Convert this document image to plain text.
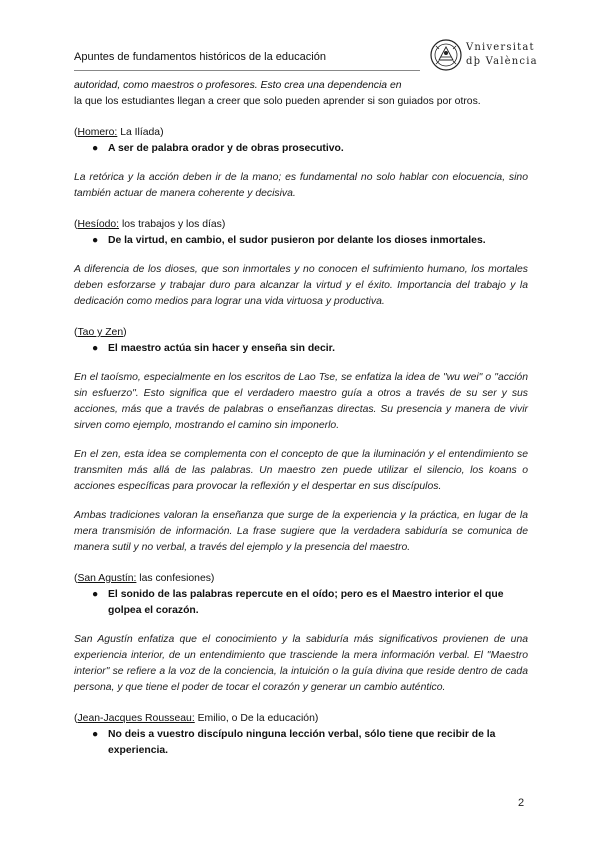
Apuntes de fundamentos históricos de la educación
Vniversitat
dþ València

autoridad, como maestros o profesores. Esto crea una dependencia en

la que los estudiantes llegan a creer que solo pueden aprender si son guiados por otros.

(Homero: La Ilíada)

● A ser de palabra orador y de obras prosecutivo.

La retórica y la acción deben ir de la mano; es fundamental no solo hablar con elocuencia, sino también actuar de manera coherente y decisiva.

(Hesíodo: los trabajos y los días)

● De la virtud, en cambio, el sudor pusieron por delante los dioses inmortales.

A diferencia de los dioses, que son inmortales y no conocen el sufrimiento humano, los mortales deben esforzarse y trabajar duro para alcanzar la virtud y el éxito. Importancia del trabajo y la dedicación como medios para lograr una vida virtuosa y productiva.

(Tao y Zen)

● El maestro actúa sin hacer y enseña sin decir.

En el taoísmo, especialmente en los escritos de Lao Tse, se enfatiza la idea de "wu wei" o "acción sin esfuerzo". Esto significa que el verdadero maestro guía a otros a través de su ser y sus acciones, más que a través de palabras o enseñanzas directas. Su presencia y manera de vivir sirven como ejemplo, mostrando el camino sin imponerlo.

En el zen, esta idea se complementa con el concepto de que la iluminación y el entendimiento se transmiten más allá de las palabras. Un maestro zen puede utilizar el silencio, los koans o acciones específicas para provocar la reflexión y el despertar en sus discípulos.

Ambas tradiciones valoran la enseñanza que surge de la experiencia y la práctica, en lugar de la mera transmisión de información. La frase sugiere que la verdadera sabiduría se comunica de manera sutil y no verbal, a través del ejemplo y la presencia del maestro.

(San Agustín: las confesiones)

● El sonido de las palabras repercute en el oído; pero es el Maestro interior el que golpea el corazón.

San Agustín enfatiza que el conocimiento y la sabiduría más significativos provienen de una experiencia interior, de un entendimiento que trasciende la mera información verbal. El "Maestro interior" se refiere a la voz de la conciencia, la intuición o la guía divina que reside dentro de cada persona, y que tiene el poder de tocar el corazón y generar un cambio auténtico.

(Jean-Jacques Rousseau: Emilio, o De la educación)

● No deis a vuestro discípulo ninguna lección verbal, sólo tiene que recibir de la experiencia.

2
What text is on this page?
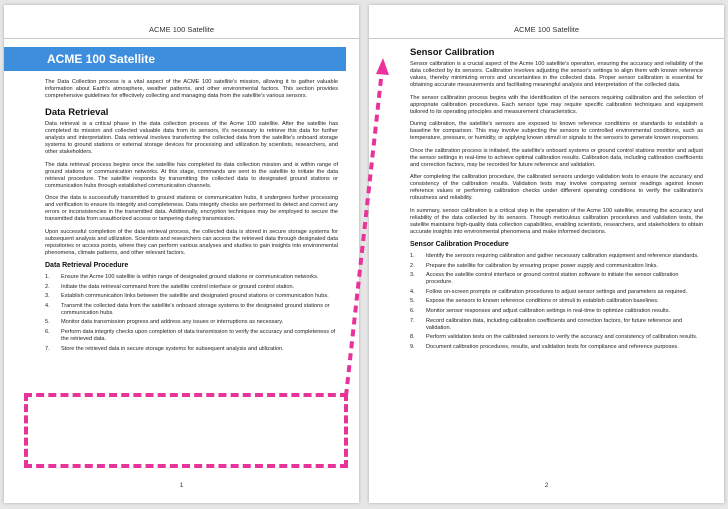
ACME 100 Satellite
ACME 100 Satellite

The Data Collection process is a vital aspect of the ACME 100 satellite's mission, allowing it to gather valuable information about Earth's atmosphere, weather patterns, and other environmental factors. This section provides comprehensive guidelines for effectively collecting and managing data from the satellite's various sensors.

Data Retrieval

Data retrieval is a critical phase in the data collection process of the Acme 100 satellite. After the satellite has completed its mission and collected valuable data from its sensors, it's necessary to retrieve this data for further analysis and interpretation. Data retrieval involves transferring the collected data from the satellite's onboard storage systems to ground stations or external storage devices for processing and utilization by scientists, researchers, and other stakeholders.

The data retrieval process begins once the satellite has completed its data collection mission and is within range of ground stations or communication networks. At this stage, commands are sent to the satellite to initiate the data retrieval procedure. The satellite responds by transmitting the collected data to designated ground stations or communication hubs through established communication channels.

Once the data is successfully transmitted to ground stations or communication hubs, it undergoes further processing and verification to ensure its integrity and completeness. Data integrity checks are performed to detect and correct any errors or inconsistencies in the transmitted data. Additionally, encryption techniques may be employed to secure the transmitted data from unauthorized access or tampering during transmission.

Upon successful completion of the data retrieval process, the collected data is stored in secure storage systems for subsequent analysis and utilization. Scientists and researchers can access the retrieved data through designated data repositories or access points, where they can perform various analyses and studies to gain insights into environmental phenomena, climate patterns, and other relevant factors.

Data Retrieval Procedure
1. Ensure the Acme 100 satellite is within range of designated ground stations or communication networks.
2. Initiate the data retrieval command from the satellite control interface or ground control station.
3. Establish communication links between the satellite and designated ground stations or communication hubs.
4. Transmit the collected data from the satellite's onboard storage systems to the designated ground stations or communication hubs.
5. Monitor data transmission progress and address any issues or interruptions as necessary.
6. Perform data integrity checks upon completion of data transmission to verify the accuracy and completeness of the retrieved data.
7. Store the retrieved data in secure storage systems for subsequent analysis and utilization.
1
ACME 100 Satellite
Sensor Calibration

Sensor calibration is a crucial aspect of the Acme 100 satellite's operation, ensuring the accuracy and reliability of the data collected by its sensors. Calibration involves adjusting the sensor's settings to align them with known reference values, thereby minimizing errors and uncertainties in the collected data. Proper sensor calibration is essential for obtaining accurate measurements and facilitating meaningful analysis and interpretation of the collected data.

The sensor calibration process begins with the identification of the sensors requiring calibration and the selection of appropriate calibration procedures. Each sensor type may require specific calibration techniques and equipment tailored to its operating principles and measurement characteristics.

During calibration, the satellite's sensors are exposed to known reference conditions or standards to establish a baseline for comparison. This may involve subjecting the sensors to controlled environmental conditions, such as temperature, pressure, or humidity, or applying known stimuli or signals to the sensors to generate known responses.

Once the calibration process is initiated, the satellite's onboard systems or ground control stations monitor and adjust the sensor settings in real-time to achieve optimal calibration results. Calibration data, including calibration coefficients and correction factors, may be recorded for future reference and validation.

After completing the calibration procedure, the calibrated sensors undergo validation tests to ensure the accuracy and consistency of the calibration results. Validation tests may involve comparing sensor readings against known reference values or performing calibration checks under different operating conditions to verify the calibration's robustness and reliability.

In summary, sensor calibration is a critical step in the operation of the Acme 100 satellite, ensuring the accuracy and reliability of the data collected by its sensors. Through meticulous calibration procedures and validation tests, the satellite maintains high-quality data collection capabilities, enabling scientists, researchers, and stakeholders to obtain accurate insights into environmental phenomena and make informed decisions.

Sensor Calibration Procedure
1. Identify the sensors requiring calibration and gather necessary calibration equipment and reference standards.
2. Prepare the satellite for calibration by ensuring proper power supply and communication links.
3. Access the satellite control interface or ground control station software to initiate the sensor calibration procedure.
4. Follow on-screen prompts or calibration procedures to adjust sensor settings and parameters as required.
5. Expose the sensors to known reference conditions or stimuli to establish calibration baselines.
6. Monitor sensor responses and adjust calibration settings in real-time to optimize calibration results.
7. Record calibration data, including calibration coefficients and correction factors, for future reference and validation.
8. Perform validation tests on the calibrated sensors to verify the accuracy and consistency of calibration results.
9. Document calibration procedures, results, and validation tests for compliance and reference purposes.
2
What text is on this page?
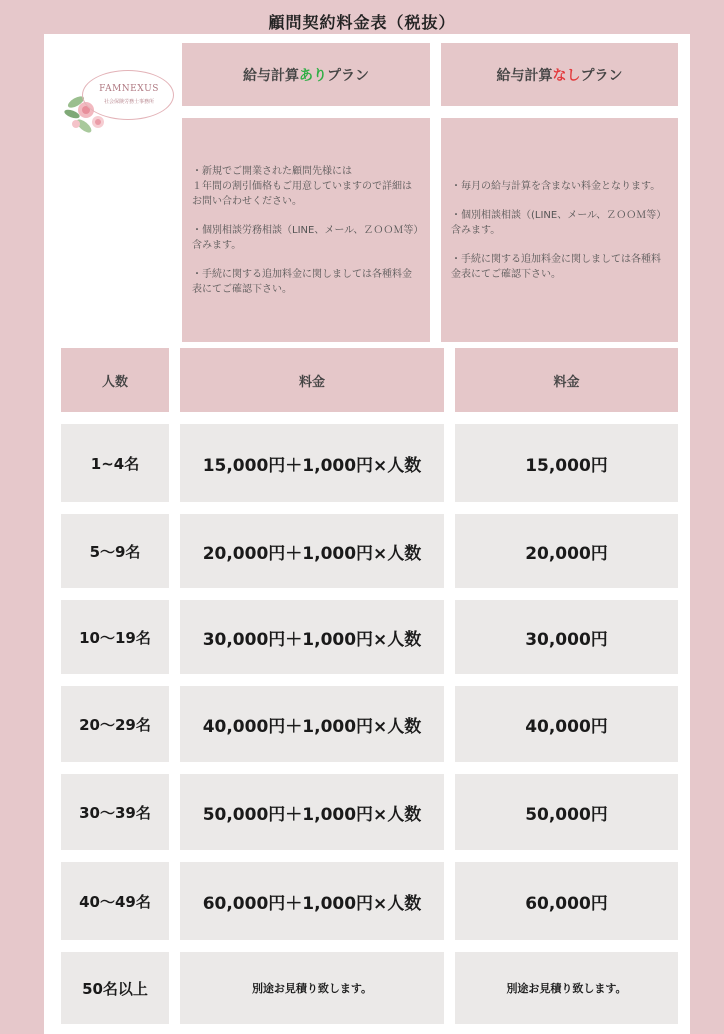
顧問契約料金表（税抜）
FAMNEXUS
社会保険労務士事務所
給与計算 あり プラン	給与計算 なし プラン

・新規でご開業された顧問先様には
１年間の割引価格もご用意していますので詳細はお問い合わせください。

・個別相談労務相談（LINE、メール、ＺＯＯＭ等）含みます。

・手続に関する追加料金に関しましては各種料金表にてご確認下さい。

・毎月の給与計算を含まない料金となります。

・個別相談相談（(LINE、メール、ＺＯＯＭ等）含みます。

・手続に関する追加料金に関しましては各種料金表にてご確認下さい。

人数	料金	料金
1~4名	15,000円＋1,000円×人数	15,000円
5〜9名	20,000円＋1,000円×人数	20,000円
10〜19名	30,000円＋1,000円×人数	30,000円
20〜29名	40,000円＋1,000円×人数	40,000円
30〜39名	50,000円＋1,000円×人数	50,000円
40〜49名	60,000円＋1,000円×人数	60,000円
50名以上	別途お見積り致します。	別途お見積り致します。
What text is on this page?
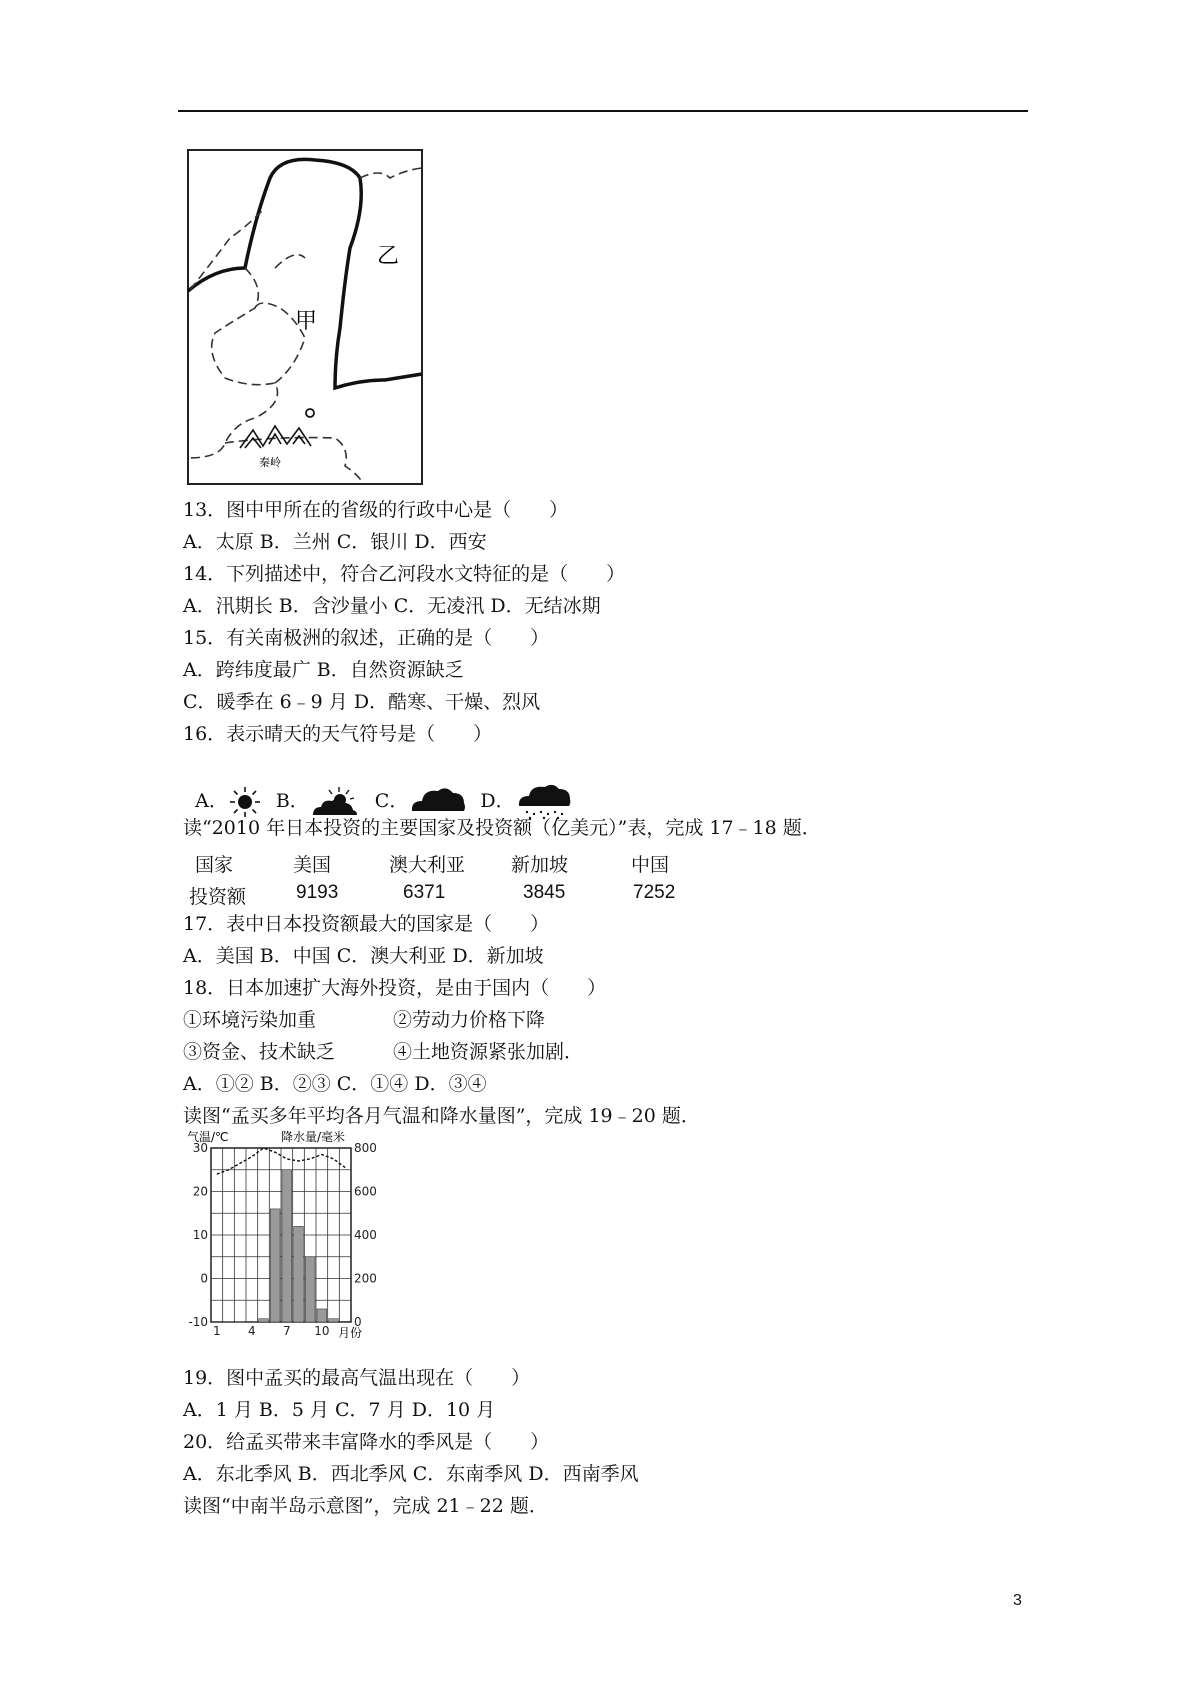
甲
乙
秦岭
13．图中甲所在的省级的行政中心是（　　）
A．太原 B．兰州 C．银川 D．西安
14．下列描述中，符合乙河段水文特征的是（　　）
A．汛期长 B．含沙量小 C．无凌汛 D．无结冰期
15．有关南极洲的叙述，正确的是（　　）
A．跨纬度最广 B．自然资源缺乏
C．暖季在 6﹣9 月 D．酷寒、干燥、烈风
16．表示晴天的天气符号是（　　）

A．	B．	C．	D．

读“2010 年日本投资的主要国家及投资额（亿美元）”表，完成 17﹣18 题．
国家	美国	澳大利亚 新加坡	中国
投资额	9193	6371	3845	7252
17．表中日本投资额最大的国家是（　　）
A．美国 B．中国 C．澳大利亚 D．新加坡
18．日本加速扩大海外投资，是由于国内（　　）
①环境污染加重	②劳动力价格下降
③资金、技术缺乏	④土地资源紧张加剧．
A．①② B．②③ C．①④ D．③④
读图“孟买多年平均各月气温和降水量图”，完成 19﹣20 题．
30
20
10
0
-10
800
600
400
200
0
1 4 7 10
气温/℃	降水量/毫米
月份
19．图中孟买的最高气温出现在（　　）
A．1 月 B．5 月 C．7 月 D．10 月
20．给孟买带来丰富降水的季风是（　　）
A．东北季风 B．西北季风 C．东南季风 D．西南季风
读图“中南半岛示意图”，完成 21﹣22 题．
3
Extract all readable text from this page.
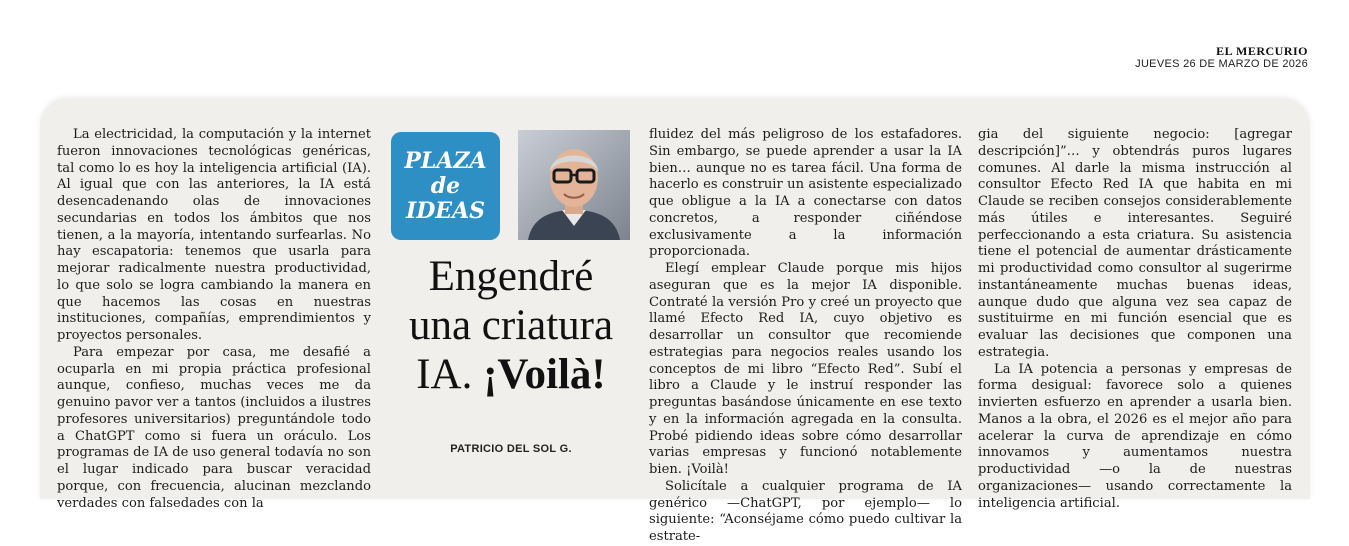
EL MERCURIO
JUEVES 26 DE MARZO DE 2026

La electricidad, la computación y la internet fueron innovaciones tecnológicas genéricas, tal como lo es hoy la inteligencia artificial (IA). Al igual que con las anteriores, la IA está desencadenando olas de innovaciones secundarias en todos los ámbitos que nos tienen, a la mayoría, intentando surfearlas. No hay escapatoria: tenemos que usarla para mejorar radicalmente nuestra productividad, lo que solo se logra cambiando la manera en que hacemos las cosas en nuestras instituciones, compañías, emprendimientos y proyectos personales.

Para empezar por casa, me desafié a ocuparla en mi propia práctica profesional aunque, confieso, muchas veces me da genuino pavor ver a tantos (incluidos a ilustres profesores universitarios) preguntándole todo a ChatGPT como si fuera un oráculo. Los programas de IA de uso general todavía no son el lugar indicado para buscar veracidad porque, con frecuencia, alucinan mezclando verdades con falsedades con la

PLAZA
de
IDEAS
Engendré
una criatura
IA. ¡Voilà!
PATRICIO DEL SOL G.

fluidez del más peligroso de los estafadores. Sin embargo, se puede aprender a usar la IA bien… aunque no es tarea fácil. Una forma de hacerlo es construir un asistente especializado que obligue a la IA a conectarse con datos concretos, a responder ciñéndose exclusivamente a la información proporcionada.

Elegí emplear Claude porque mis hijos aseguran que es la mejor IA disponible. Contraté la versión Pro y creé un proyecto que llamé Efecto Red IA, cuyo objetivo es desarrollar un consultor que recomiende estrategias para negocios reales usando los conceptos de mi libro “Efecto Red”. Subí el libro a Claude y le instruí responder las preguntas basándose únicamente en ese texto y en la información agregada en la consulta. Probé pidiendo ideas sobre cómo desarrollar varias empresas y funcionó notablemente bien. ¡Voilà!

Solicítale a cualquier programa de IA genérico —ChatGPT, por ejemplo— lo siguiente: “Aconséjame cómo puedo cultivar la estrate-

gia del siguiente negocio: [agregar descripción]”… y obtendrás puros lugares comunes. Al darle la misma instrucción al consultor Efecto Red IA que habita en mi Claude se reciben consejos considerablemente más útiles e interesantes. Seguiré perfeccionando a esta criatura. Su asistencia tiene el potencial de aumentar drásticamente mi productividad como consultor al sugerirme instantáneamente muchas buenas ideas, aunque dudo que alguna vez sea capaz de sustituirme en mi función esencial que es evaluar las decisiones que componen una estrategia.

La IA potencia a personas y empresas de forma desigual: favorece solo a quienes invierten esfuerzo en aprender a usarla bien. Manos a la obra, el 2026 es el mejor año para acelerar la curva de aprendizaje en cómo innovamos y aumentamos nuestra productividad —o la de nuestras organizaciones— usando correctamente la inteligencia artificial.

● ● ● ●

» Written exercise:
Pick each line holding the word "subsequent" out of the listing.

» Task solution:
Upon successful completion of the data retrieval process, the collected data is stored in secure storage systems for subsequent analysis and utilization. Scientists and researchers can access the retrieved data through designated data repositories or access points, where they can perform various analyses and studies to gain insights into environmental phenomena, climate patterns, and other relevant factors.
7. Store the retrieved data in secure storage systems for subsequent analysis and utilization.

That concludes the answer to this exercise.